### DATA LINES ###

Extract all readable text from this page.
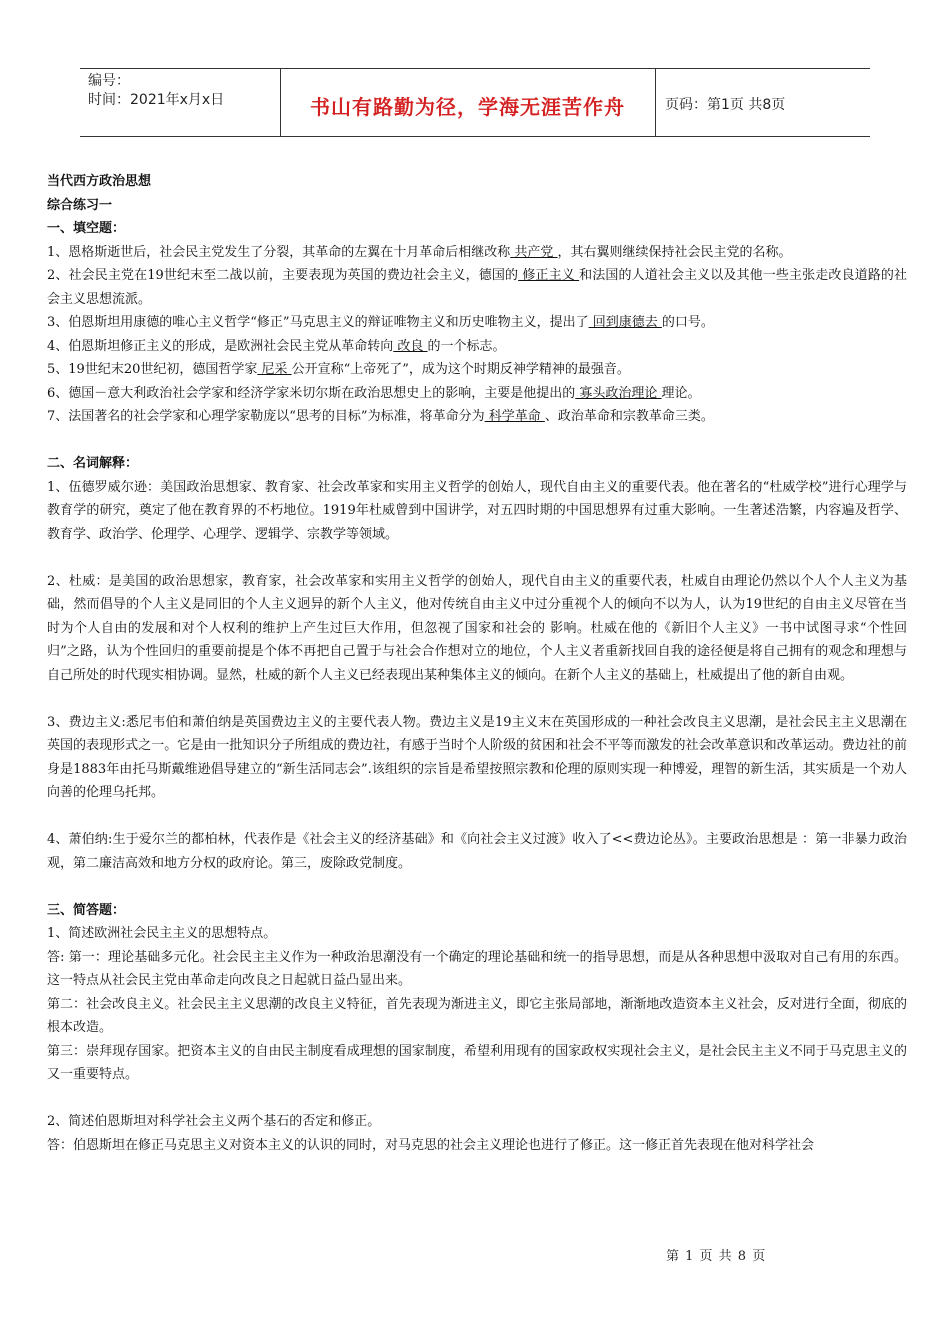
编号：
时间：2021年x月x日	书山有路勤为径，学海无涯苦作舟	页码：第1页 共8页

当代西方政治思想

综合练习一

一、填空题：

1、恩格斯逝世后，社会民主党发生了分裂，其革命的左翼在十月革命后相继改称 共产党 ，其右翼则继续保持社会民主党的名称。

2、社会民主党在19世纪末至二战以前，主要表现为英国的费边社会主义，德国的 修正主义 和法国的人道社会主义以及其他一些主张走改良道路的社会主义思想流派。

3、伯恩斯坦用康德的唯心主义哲学“修正”马克思主义的辩证唯物主义和历史唯物主义，提出了 回到康德去 的口号。

4、伯恩斯坦修正主义的形成，是欧洲社会民主党从革命转向 改良 的一个标志。

5、19世纪末20世纪初，德国哲学家 尼采 公开宣称“上帝死了”，成为这个时期反神学精神的最强音。

6、德国－意大利政治社会学家和经济学家米切尔斯在政治思想史上的影响，主要是他提出的 寡头政治理论 理论。

7、法国著名的社会学家和心理学家勒庞以“思考的目标”为标准，将革命分为 科学革命 、政治革命和宗教革命三类。

二、名词解释：

1、伍德罗威尔逊：美国政治思想家、教育家、社会改革家和实用主义哲学的创始人，现代自由主义的重要代表。他在著名的“杜威学校”进行心理学与教育学的研究，奠定了他在教育界的不朽地位。1919年杜威曾到中国讲学，对五四时期的中国思想界有过重大影响。一生著述浩繁，内容遍及哲学、教育学、政治学、伦理学、心理学、逻辑学、宗教学等领域。

2、杜威：是美国的政治思想家，教育家，社会改革家和实用主义哲学的创始人，现代自由主义的重要代表，杜威自由理论仍然以个人个人主义为基础，然而倡导的个人主义是同旧的个人主义迥异的新个人主义，他对传统自由主义中过分重视个人的倾向不以为人，认为19世纪的自由主义尽管在当时为个人自由的发展和对个人权利的维护上产生过巨大作用，但忽视了国家和社会的 影响。杜威在他的《新旧个人主义》一书中试图寻求“个性回归”之路，认为个性回归的重要前提是个体不再把自己置于与社会合作想对立的地位，个人主义者重新找回自我的途径便是将自己拥有的观念和理想与自己所处的时代现实相协调。显然，杜威的新个人主义已经表现出某种集体主义的倾向。在新个人主义的基础上，杜威提出了他的新自由观。

3、费边主义:悉尼韦伯和萧伯纳是英国费边主义的主要代表人物。费边主义是19主义末在英国形成的一种社会改良主义思潮，是社会民主主义思潮在英国的表现形式之一。它是由一批知识分子所组成的费边社，有感于当时个人阶级的贫困和社会不平等而激发的社会改革意识和改革运动。费边社的前身是1883年由托马斯戴维逊倡导建立的“新生活同志会”.该组织的宗旨是希望按照宗教和伦理的原则实现一种博爱，理智的新生活，其实质是一个劝人向善的伦理乌托邦。

4、萧伯纳:生于爱尔兰的都柏林，代表作是《社会主义的经济基础》和《向社会主义过渡》收入了<<费边论丛》。主要政治思想是 ：第一非暴力政治观，第二廉洁高效和地方分权的政府论。第三，废除政党制度。

三、简答题：

1、简述欧洲社会民主主义的思想特点。

答: 第一：理论基础多元化。社会民主主义作为一种政治思潮没有一个确定的理论基础和统一的指导思想，而是从各种思想中汲取对自己有用的东西。这一特点从社会民主党由革命走向改良之日起就日益凸显出来。

第二：社会改良主义。社会民主主义思潮的改良主义特征，首先表现为渐进主义，即它主张局部地，渐渐地改造资本主义社会，反对进行全面，彻底的根本改造。

第三：崇拜现存国家。把资本主义的自由民主制度看成理想的国家制度，希望利用现有的国家政权实现社会主义，是社会民主主义不同于马克思主义的又一重要特点。

2、简述伯恩斯坦对科学社会主义两个基石的否定和修正。

答：伯恩斯坦在修正马克思主义对资本主义的认识的同时，对马克思的社会主义理论也进行了修正。这一修正首先表现在他对科学社会

第 1 页 共 8 页
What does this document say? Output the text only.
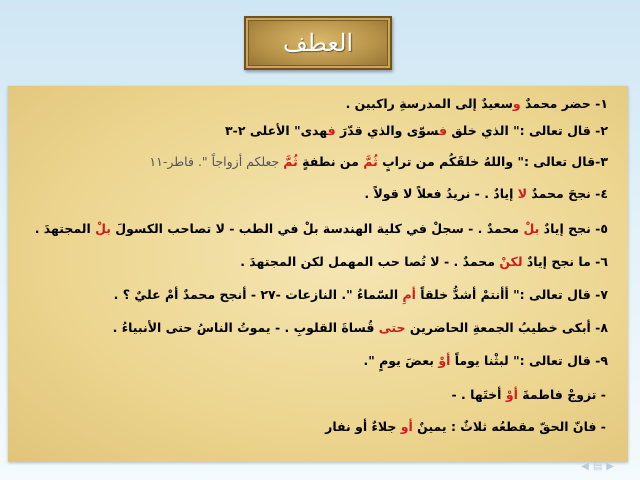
العطف
١- حضر محمدٌ وسعيدٌ إلى المدرسةِ راكبين .
٢- قال تعالى :" الذي خلق فسوّى والذي قدّرَ فهدى" الأعلى ٢-٣
٣-قال تعالى :" واللهُ خلقَكُم من ترابٍ ثُمَّ من نطفةٍ ثُمَّ جعلكم أزواجاً ". فاطر-١١
٤- نجحَ محمدٌ لا إيادٌ . - نريدُ فعلاً لا قولاً .
٥- نجح إيادٌ بلْ محمدٌ . - سجلْ في كلية الهندسة بلْ في الطب - لا تصاحب الكسولَ بلْ المجتهدَ .
٦- ما نجح إيادٌ لكنْ محمدٌ . - لا تُصا حب المهمل لكن المجتهدَ .
٧- قال تعالى :" أأنتمْ أشدُّ خلقاً أمِ السّماءُ ". النازعات -٢٧ - أنجح محمدٌ أمْ عليٌ ؟ .
٨- أبكى خطيبُ الجمعةِ الحاضرين حتى قُساةَ القلوبِ . - يموتُ الناسُ حتى الأنبياءُ .
٩- قال تعالى :" لبثْنا يوماً أوْ بعضَ يومٍ ".
- تزوجْ فاطمةَ أوْ أختَها . -
- فانّ الحقّ مقطعُه ثلاثٌ : يمينٌ أو جلاءٌ أو نفار
◀ ▤ ▶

###

▶ **YOUR GOAL**
Give back all entries exactly. No pictures belong in the copy.

▶ **WRITTEN RESPONSE**
Extract all readable text from this page.
编号：
时间：2021年x月x日	书山有路勤为径，学海无涯苦作舟	页码：第1页 共8页

当代西方政治思想

综合练习一

一、填空题：

1、恩格斯逝世后，社会民主党发生了分裂，其革命的左翼在十月革命后相继改称 共产党 ，其右翼则继续保持社会民主党的名称。

2、社会民主党在19世纪末至二战以前，主要表现为英国的费边社会主义，德国的 修正主义 和法国的人道社会主义以及其他一些主张走改良道路的社会主义思想流派。

3、伯恩斯坦用康德的唯心主义哲学“修正”马克思主义的辩证唯物主义和历史唯物主义，提出了 回到康德去 的口号。

4、伯恩斯坦修正主义的形成，是欧洲社会民主党从革命转向 改良 的一个标志。

5、19世纪末20世纪初，德国哲学家 尼采 公开宣称“上帝死了”，成为这个时期反神学精神的最强音。

6、德国－意大利政治社会学家和经济学家米切尔斯在政治思想史上的影响，主要是他提出的 寡头政治理论 理论。

7、法国著名的社会学家和心理学家勒庞以“思考的目标”为标准，将革命分为 科学革命 、政治革命和宗教革命三类。

二、名词解释：

1、伍德罗威尔逊：美国政治思想家、教育家、社会改革家和实用主义哲学的创始人，现代自由主义的重要代表。他在著名的“杜威学校”进行心理学与教育学的研究，奠定了他在教育界的不朽地位。1919年杜威曾到中国讲学，对五四时期的中国思想界有过重大影响。一生著述浩繁，内容遍及哲学、教育学、政治学、伦理学、心理学、逻辑学、宗教学等领域。

2、杜威：是美国的政治思想家，教育家，社会改革家和实用主义哲学的创始人，现代自由主义的重要代表，杜威自由理论仍然以个人个人主义为基础，然而倡导的个人主义是同旧的个人主义迥异的新个人主义，他对传统自由主义中过分重视个人的倾向不以为人，认为19世纪的自由主义尽管在当时为个人自由的发展和对个人权利的维护上产生过巨大作用，但忽视了国家和社会的 影响。杜威在他的《新旧个人主义》一书中试图寻求“个性回归”之路，认为个性回归的重要前提是个体不再把自己置于与社会合作想对立的地位，个人主义者重新找回自我的途径便是将自己拥有的观念和理想与自己所处的时代现实相协调。显然，杜威的新个人主义已经表现出某种集体主义的倾向。在新个人主义的基础上，杜威提出了他的新自由观。

3、费边主义:悉尼韦伯和萧伯纳是英国费边主义的主要代表人物。费边主义是19主义末在英国形成的一种社会改良主义思潮，是社会民主主义思潮在英国的表现形式之一。它是由一批知识分子所组成的费边社，有感于当时个人阶级的贫困和社会不平等而激发的社会改革意识和改革运动。费边社的前身是1883年由托马斯戴维逊倡导建立的“新生活同志会”.该组织的宗旨是希望按照宗教和伦理的原则实现一种博爱，理智的新生活，其实质是一个劝人向善的伦理乌托邦。

4、萧伯纳:生于爱尔兰的都柏林，代表作是《社会主义的经济基础》和《向社会主义过渡》收入了<<费边论丛》。主要政治思想是 ：第一非暴力政治观，第二廉洁高效和地方分权的政府论。第三，废除政党制度。

三、简答题：

1、简述欧洲社会民主主义的思想特点。

答: 第一：理论基础多元化。社会民主主义作为一种政治思潮没有一个确定的理论基础和统一的指导思想，而是从各种思想中汲取对自己有用的东西。这一特点从社会民主党由革命走向改良之日起就日益凸显出来。

第二：社会改良主义。社会民主主义思潮的改良主义特征，首先表现为渐进主义，即它主张局部地，渐渐地改造资本主义社会，反对进行全面，彻底的根本改造。

第三：崇拜现存国家。把资本主义的自由民主制度看成理想的国家制度，希望利用现有的国家政权实现社会主义，是社会民主主义不同于马克思主义的又一重要特点。

2、简述伯恩斯坦对科学社会主义两个基石的否定和修正。

答：伯恩斯坦在修正马克思主义对资本主义的认识的同时，对马克思的社会主义理论也进行了修正。这一修正首先表现在他对科学社会

第 1 页 共 8 页
What does this document say? Output the text only.
العطف
١- حضر محمدٌ وسعيدٌ إلى المدرسةِ راكبين .
٢- قال تعالى :" الذي خلق فسوّى والذي قدّرَ فهدى" الأعلى ٢-٣
٣-قال تعالى :" واللهُ خلقَكُم من ترابٍ ثُمَّ من نطفةٍ ثُمَّ جعلكم أزواجاً ". فاطر-١١
٤- نجحَ محمدٌ لا إيادٌ . - نريدُ فعلاً لا قولاً .
٥- نجح إيادٌ بلْ محمدٌ . - سجلْ في كلية الهندسة بلْ في الطب - لا تصاحب الكسولَ بلْ المجتهدَ .
٦- ما نجح إيادٌ لكنْ محمدٌ . - لا تُصا حب المهمل لكن المجتهدَ .
٧- قال تعالى :" أأنتمْ أشدُّ خلقاً أمِ السّماءُ ". النازعات -٢٧ - أنجح محمدٌ أمْ عليٌ ؟ .
٨- أبكى خطيبُ الجمعةِ الحاضرين حتى قُساةَ القلوبِ . - يموتُ الناسُ حتى الأنبياءُ .
٩- قال تعالى :" لبثْنا يوماً أوْ بعضَ يومٍ ".
- تزوجْ فاطمةَ أوْ أختَها . -
- فانّ الحقّ مقطعُه ثلاثٌ : يمينٌ أو جلاءٌ أو نفار
◀ ▤ ▶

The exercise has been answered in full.